> _Exercise details_
Repeat each of the following records word for word, excluding the pictures from your answer.

> _The records_
╔══
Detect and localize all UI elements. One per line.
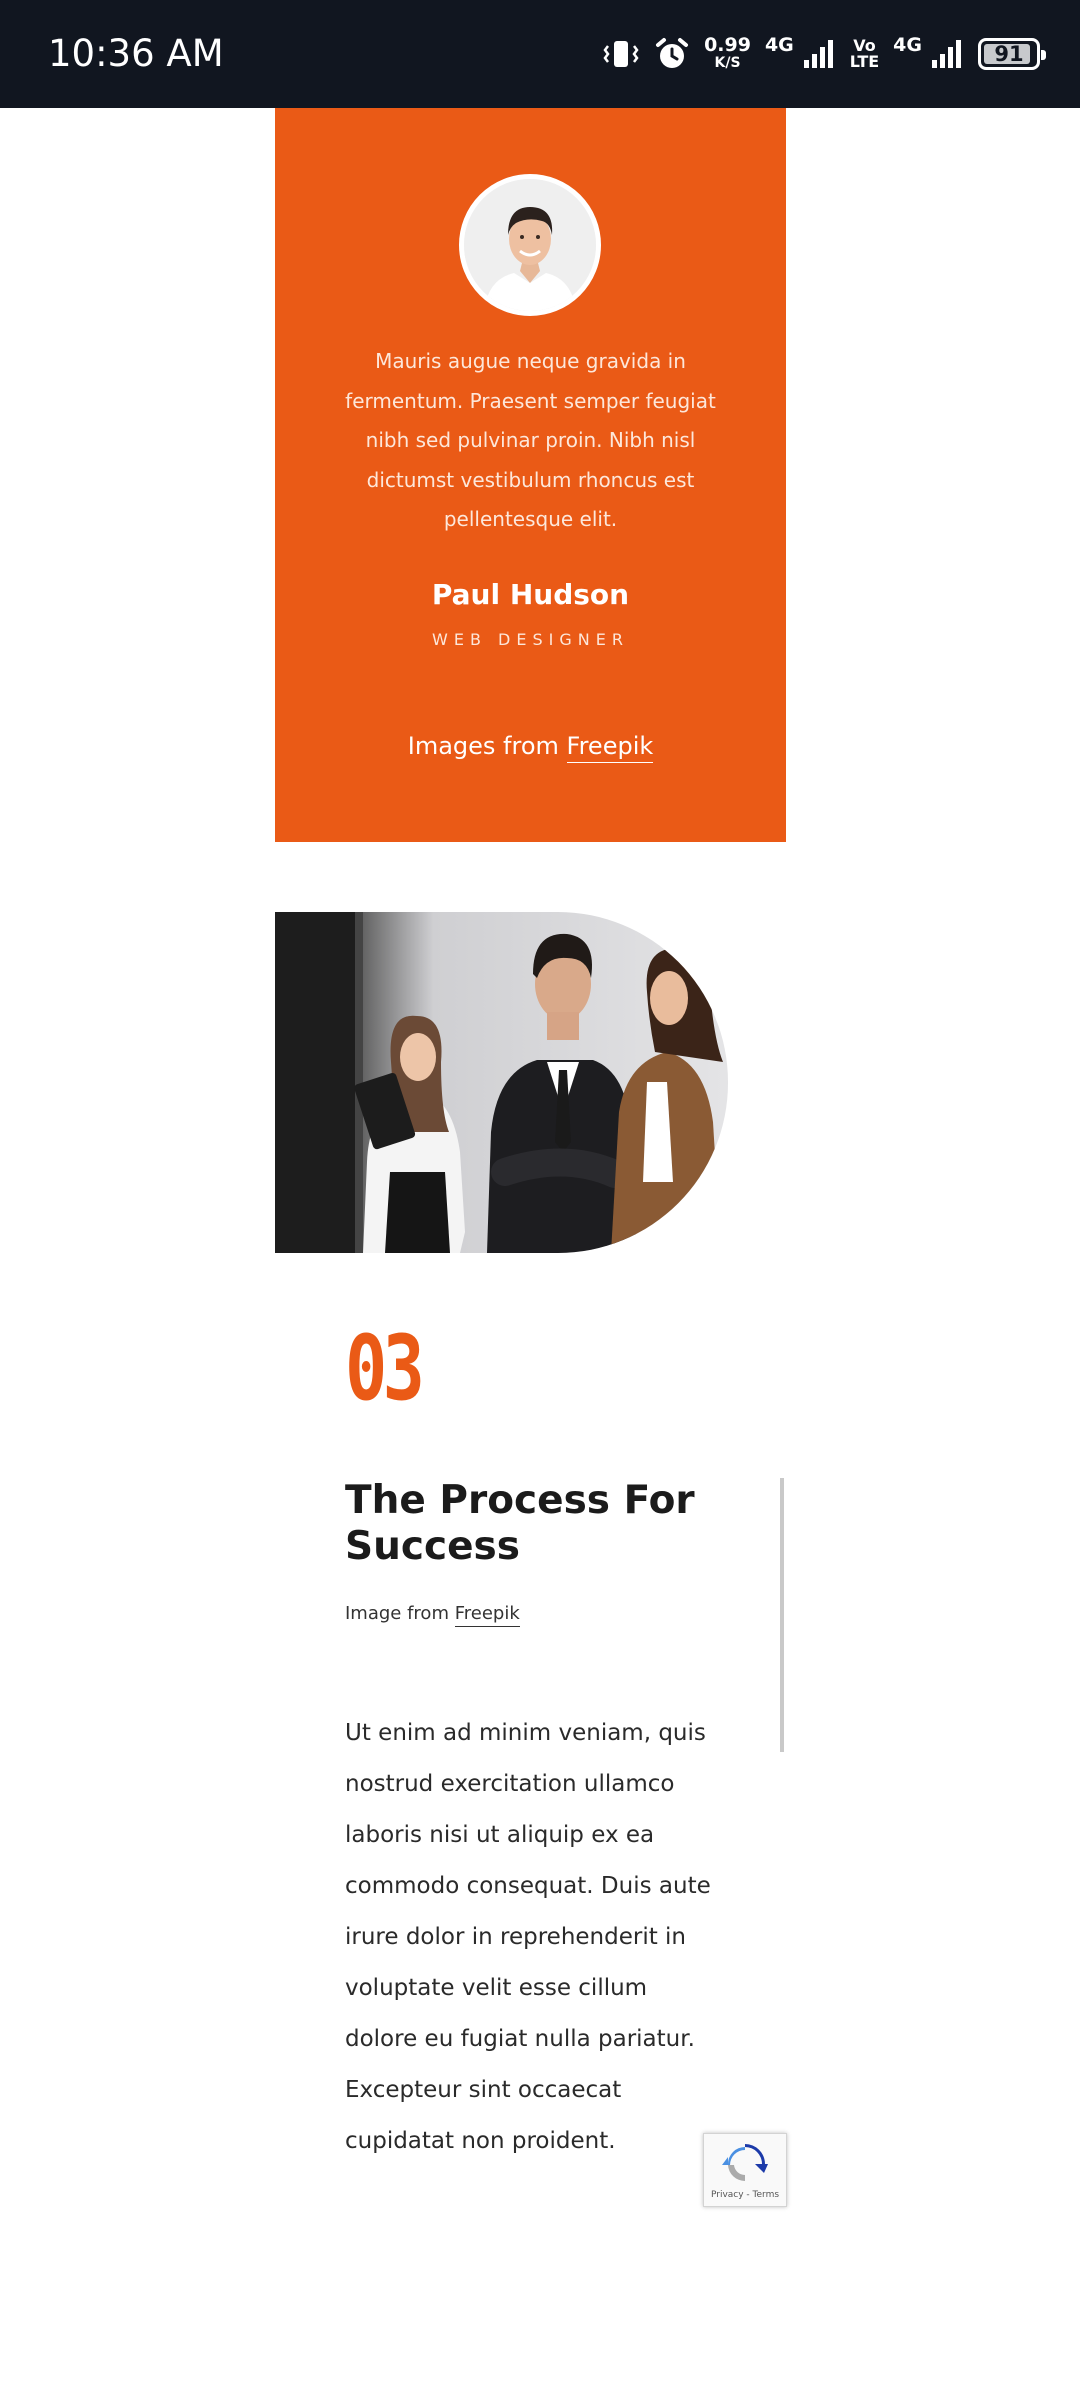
network-speed-unit: K/S (714, 55, 741, 71)
process-body: Ut enim ad minim veniam, quis nostrud ex… (345, 1720, 711, 2154)
images-credit-prefix: Images from (407, 732, 559, 760)
image-credit-prefix: Image from (345, 1603, 449, 1624)
network-speed: 0.99 K/S (704, 36, 751, 72)
recaptcha-label[interactable]: Privacy - Terms (711, 2190, 779, 2200)
battery-icon: 91 (978, 38, 1046, 70)
signal-icon-2 (930, 38, 964, 70)
status-time: 10:36 AM (48, 32, 224, 75)
battery-level: 91 (994, 42, 1024, 66)
status-bar: 10:36 AM 0.99 K/S 4G Vo LTE 4G 91 (0, 0, 1080, 108)
alarm-icon (654, 36, 690, 72)
testimonial-quote: Mauris augue neque gravida in fermentum.… (345, 349, 716, 531)
images-credit: Images from Freepik (275, 732, 786, 763)
volte-indicator: Vo LTE (850, 38, 879, 70)
recaptcha-icon (722, 2143, 768, 2190)
process-title: The Process For Success (345, 1478, 695, 1569)
image-credit-freepik-link[interactable]: Freepik (454, 1603, 520, 1627)
signal-icon (802, 38, 836, 70)
testimonial-author-name: Paul Hudson (431, 578, 630, 611)
vibrate-icon (602, 38, 640, 70)
vertical-divider (780, 1478, 784, 1752)
team-photo (275, 912, 728, 1253)
status-icons: 0.99 K/S 4G Vo LTE 4G 91 (602, 30, 1046, 78)
sim1-tech-label: 4G (764, 34, 794, 56)
sim2-tech-label: 4G (893, 34, 922, 56)
battery-nub (1041, 50, 1046, 60)
testimonial-author-role: WEB DESIGNER (432, 630, 629, 649)
network-speed-value: 0.99 (704, 34, 751, 56)
freepik-link[interactable]: Freepik (566, 732, 654, 763)
testimonial-card: Mauris augue neque gravida in fermentum.… (275, 108, 786, 842)
image-credit: Image from Freepik (345, 1603, 520, 1627)
avatar (459, 174, 601, 316)
step-number: 03 (345, 1316, 425, 1421)
volte-bottom: LTE (849, 52, 880, 71)
recaptcha-badge[interactable]: Privacy - Terms (703, 2133, 787, 2207)
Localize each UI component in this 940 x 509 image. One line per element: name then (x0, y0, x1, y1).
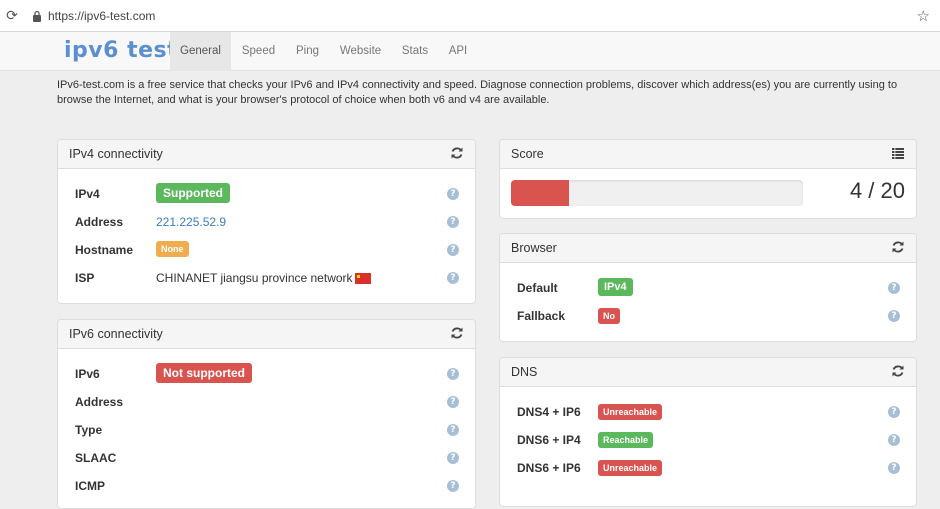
intro-text: IPv6-test.com is a free service that che… (57, 79, 898, 106)
list-icon[interactable] (891, 146, 905, 160)
refresh-icon[interactable] (450, 146, 464, 160)
ipv4-isp-row: ISP CHINANET jiangsu province network ? (75, 269, 465, 289)
help-icon[interactable]: ? (447, 368, 459, 380)
status-badge: Unreachable (598, 460, 663, 476)
dns-row: DNS6 + IP4 Reachable ? (517, 431, 907, 451)
status-badge: No (598, 308, 620, 324)
ipv6-type-row: Type ? (75, 421, 465, 441)
status-badge: None (156, 241, 189, 257)
ipv6-icmp-row: ICMP ? (75, 477, 465, 497)
ipv4-panel: IPv4 connectivity IPv4 Supported ? Addre… (57, 139, 476, 304)
ipv4-row: IPv4 Supported ? (75, 183, 465, 205)
help-icon[interactable]: ? (447, 216, 459, 228)
browser-fallback-row: Fallback No ? (517, 307, 907, 327)
help-icon[interactable]: ? (888, 310, 900, 322)
help-icon[interactable]: ? (447, 452, 459, 464)
browser-panel-title: Browser (511, 241, 557, 255)
ipv6-row: IPv6 Not supported ? (75, 363, 465, 385)
tab-speed[interactable]: Speed (231, 32, 286, 71)
site-logo[interactable]: ipv6 test (64, 38, 178, 63)
ipv6-address-row: Address ? (75, 393, 465, 413)
site-navbar: ipv6 test General Speed Ping Website Sta… (0, 32, 940, 71)
address-bar[interactable]: https://ipv6-test.com (48, 9, 155, 23)
help-icon[interactable]: ? (447, 396, 459, 408)
dns-panel-title: DNS (511, 365, 538, 379)
refresh-icon[interactable] (450, 326, 464, 340)
tab-general[interactable]: General (170, 32, 231, 71)
refresh-icon[interactable] (891, 364, 905, 378)
bookmark-star-icon[interactable]: ☆ (917, 7, 930, 25)
help-icon[interactable]: ? (888, 434, 900, 446)
ipv4-address[interactable]: 221.225.52.9 (156, 215, 226, 229)
help-icon[interactable]: ? (447, 480, 459, 492)
score-panel-title: Score (511, 147, 544, 161)
reload-icon[interactable]: ⟳ (4, 8, 20, 24)
help-icon[interactable]: ? (447, 188, 459, 200)
tab-api[interactable]: API (438, 32, 478, 71)
lock-icon (33, 10, 41, 22)
tab-ping[interactable]: Ping (286, 32, 329, 71)
score-value: 4 / 20 (849, 178, 905, 203)
ipv4-hostname-row: Hostname None ? (75, 241, 465, 261)
status-badge: Reachable (598, 432, 654, 448)
help-icon[interactable]: ? (447, 272, 459, 284)
browser-toolbar: ⟳ https://ipv6-test.com ☆ (0, 0, 940, 32)
china-flag-icon (354, 273, 371, 285)
help-icon[interactable]: ? (447, 424, 459, 436)
score-progress-fill (511, 180, 570, 206)
status-badge: Unreachable (598, 404, 663, 420)
ipv4-address-row: Address 221.225.52.9 ? (75, 213, 465, 233)
ipv6-slaac-row: SLAAC ? (75, 449, 465, 469)
ipv4-panel-title: IPv4 connectivity (69, 147, 163, 161)
score-panel: Score 4 / 20 (499, 139, 917, 219)
dns-row: DNS6 + IP6 Unreachable ? (517, 459, 907, 479)
help-icon[interactable]: ? (447, 244, 459, 256)
ipv6-panel-title: IPv6 connectivity (69, 327, 163, 341)
browser-default-row: Default IPv4 ? (517, 278, 907, 299)
help-icon[interactable]: ? (888, 282, 900, 294)
help-icon[interactable]: ? (888, 406, 900, 418)
score-progress-bar (511, 180, 803, 206)
dns-panel: DNS DNS4 + IP6 Unreachable ? DNS6 + IP4 … (499, 357, 917, 507)
dns-row: DNS4 + IP6 Unreachable ? (517, 403, 907, 423)
tab-website[interactable]: Website (329, 32, 392, 71)
status-badge: IPv4 (598, 278, 633, 296)
ipv6-panel: IPv6 connectivity IPv6 Not supported ? A… (57, 319, 476, 509)
status-badge: Not supported (156, 363, 252, 383)
help-icon[interactable]: ? (888, 462, 900, 474)
browser-panel: Browser Default IPv4 ? Fallback No ? (499, 233, 917, 342)
refresh-icon[interactable] (891, 240, 905, 254)
isp-name: CHINANET jiangsu province network (156, 271, 353, 285)
status-badge: Supported (156, 183, 230, 203)
tab-stats[interactable]: Stats (392, 32, 438, 71)
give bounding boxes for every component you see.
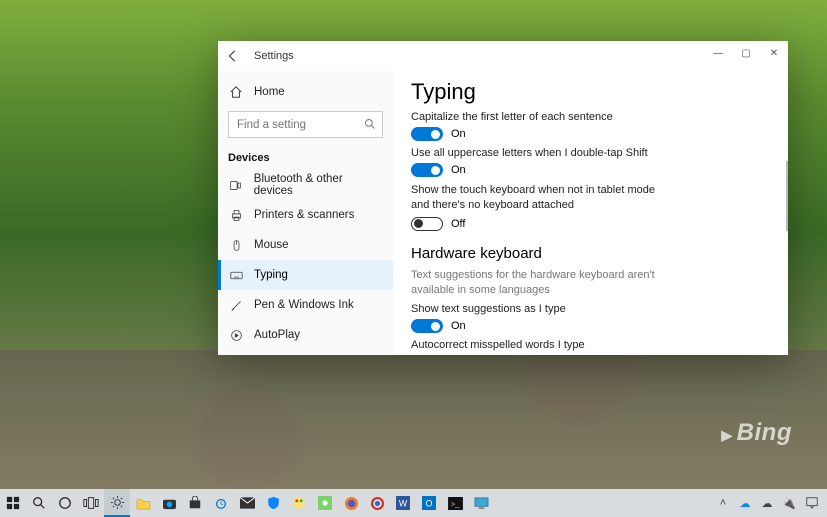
╚══
> _Final result_
Detect and localize all UI elements. One per line.
network-speed-unit: K/S (714, 55, 741, 71)
process-body: Ut enim ad minim veniam, quis nostrud ex… (345, 1720, 711, 2154)
images-credit-prefix: Images from (407, 732, 559, 760)
image-credit-prefix: Image from (345, 1603, 449, 1624)
network-speed: 0.99 K/S (704, 36, 751, 72)
recaptcha-label[interactable]: Privacy - Terms (711, 2190, 779, 2200)
battery-icon: 91 (978, 38, 1046, 70)
signal-icon-2 (930, 38, 964, 70)
status-time: 10:36 AM (48, 32, 224, 75)
battery-level: 91 (994, 42, 1024, 66)
status-bar: 10:36 AM 0.99 K/S 4G Vo LTE 4G 91 (0, 0, 1080, 108)
alarm-icon (654, 36, 690, 72)
testimonial-quote: Mauris augue neque gravida in fermentum.… (345, 349, 716, 531)
images-credit: Images from Freepik (275, 732, 786, 763)
volte-indicator: Vo LTE (850, 38, 879, 70)
recaptcha-icon (722, 2143, 768, 2190)
process-title: The Process For Success (345, 1478, 695, 1569)
image-credit-freepik-link[interactable]: Freepik (454, 1603, 520, 1627)
signal-icon (802, 38, 836, 70)
testimonial-author-name: Paul Hudson (431, 578, 630, 611)
vibrate-icon (602, 38, 640, 70)
vertical-divider (780, 1478, 784, 1752)
team-photo (275, 912, 728, 1253)
status-icons: 0.99 K/S 4G Vo LTE 4G 91 (602, 30, 1046, 78)
sim1-tech-label: 4G (764, 34, 794, 56)
sim2-tech-label: 4G (893, 34, 922, 56)
battery-nub (1041, 50, 1046, 60)
testimonial-author-role: WEB DESIGNER (432, 630, 629, 649)
network-speed-value: 0.99 (704, 34, 751, 56)
freepik-link[interactable]: Freepik (566, 732, 654, 763)
testimonial-card: Mauris augue neque gravida in fermentum.… (275, 108, 786, 842)
image-credit: Image from Freepik (345, 1603, 520, 1627)
avatar (459, 174, 601, 316)
step-number: 03 (345, 1316, 425, 1421)
volte-bottom: LTE (849, 52, 880, 71)
recaptcha-badge[interactable]: Privacy - Terms (703, 2133, 787, 2207)
Localize each UI component in this 940 x 509 image. One line per element: name then (x0, y0, x1, y1).
intro-text: IPv6-test.com is a free service that che… (57, 79, 898, 106)
list-icon[interactable] (891, 146, 905, 160)
refresh-icon[interactable] (450, 146, 464, 160)
ipv4-isp-row: ISP CHINANET jiangsu province network ? (75, 269, 465, 289)
help-icon[interactable]: ? (447, 368, 459, 380)
status-badge: Unreachable (598, 460, 663, 476)
dns-row: DNS6 + IP4 Reachable ? (517, 431, 907, 451)
status-badge: No (598, 308, 620, 324)
ipv6-type-row: Type ? (75, 421, 465, 441)
status-badge: None (156, 241, 189, 257)
ipv6-icmp-row: ICMP ? (75, 477, 465, 497)
ipv4-panel: IPv4 connectivity IPv4 Supported ? Addre… (57, 139, 476, 304)
ipv4-row: IPv4 Supported ? (75, 183, 465, 205)
help-icon[interactable]: ? (447, 216, 459, 228)
browser-fallback-row: Fallback No ? (517, 307, 907, 327)
help-icon[interactable]: ? (888, 310, 900, 322)
help-icon[interactable]: ? (447, 452, 459, 464)
browser-panel-title: Browser (511, 241, 557, 255)
ipv6-row: IPv6 Not supported ? (75, 363, 465, 385)
tab-speed[interactable]: Speed (231, 32, 286, 71)
site-logo[interactable]: ipv6 test (64, 38, 178, 63)
ipv6-address-row: Address ? (75, 393, 465, 413)
site-navbar: ipv6 test General Speed Ping Website Sta… (0, 32, 940, 71)
address-bar[interactable]: https://ipv6-test.com (48, 9, 155, 23)
help-icon[interactable]: ? (447, 396, 459, 408)
dns-panel-title: DNS (511, 365, 538, 379)
refresh-icon[interactable] (450, 326, 464, 340)
tab-general[interactable]: General (170, 32, 231, 71)
refresh-icon[interactable] (891, 364, 905, 378)
bookmark-star-icon[interactable]: ☆ (917, 7, 930, 25)
help-icon[interactable]: ? (888, 434, 900, 446)
ipv4-address[interactable]: 221.225.52.9 (156, 215, 226, 229)
help-icon[interactable]: ? (447, 480, 459, 492)
score-panel-title: Score (511, 147, 544, 161)
reload-icon[interactable]: ⟳ (4, 8, 20, 24)
help-icon[interactable]: ? (447, 188, 459, 200)
tab-api[interactable]: API (438, 32, 478, 71)
lock-icon (33, 10, 41, 22)
tab-ping[interactable]: Ping (286, 32, 329, 71)
score-value: 4 / 20 (849, 178, 905, 203)
ipv4-hostname-row: Hostname None ? (75, 241, 465, 261)
status-badge: Reachable (598, 432, 654, 448)
help-icon[interactable]: ? (447, 272, 459, 284)
browser-toolbar: ⟳ https://ipv6-test.com ☆ (0, 0, 940, 32)
china-flag-icon (354, 273, 371, 285)
help-icon[interactable]: ? (447, 424, 459, 436)
score-progress-fill (511, 180, 570, 206)
status-badge: Unreachable (598, 404, 663, 420)
ipv4-address-row: Address 221.225.52.9 ? (75, 213, 465, 233)
ipv6-slaac-row: SLAAC ? (75, 449, 465, 469)
ipv4-panel-title: IPv4 connectivity (69, 147, 163, 161)
score-panel: Score 4 / 20 (499, 139, 917, 219)
dns-row: DNS6 + IP6 Unreachable ? (517, 459, 907, 479)
help-icon[interactable]: ? (447, 244, 459, 256)
ipv6-panel-title: IPv6 connectivity (69, 327, 163, 341)
browser-default-row: Default IPv4 ? (517, 278, 907, 299)
help-icon[interactable]: ? (888, 282, 900, 294)
help-icon[interactable]: ? (888, 406, 900, 418)
score-progress-bar (511, 180, 803, 206)
dns-panel: DNS DNS4 + IP6 Unreachable ? DNS6 + IP4 … (499, 357, 917, 507)
dns-row: DNS4 + IP6 Unreachable ? (517, 403, 907, 423)
tab-website[interactable]: Website (329, 32, 392, 71)
status-badge: IPv4 (598, 278, 633, 296)
ipv6-panel: IPv6 connectivity IPv6 Not supported ? A… (57, 319, 476, 509)
status-badge: Not supported (156, 363, 252, 383)
help-icon[interactable]: ? (888, 462, 900, 474)
browser-panel: Browser Default IPv4 ? Fallback No ? (499, 233, 917, 342)
refresh-icon[interactable] (891, 240, 905, 254)
isp-name: CHINANET jiangsu province network (156, 271, 353, 285)
status-badge: Supported (156, 183, 230, 203)
tab-stats[interactable]: Stats (392, 32, 438, 71)
give bounding boxes for every component you see.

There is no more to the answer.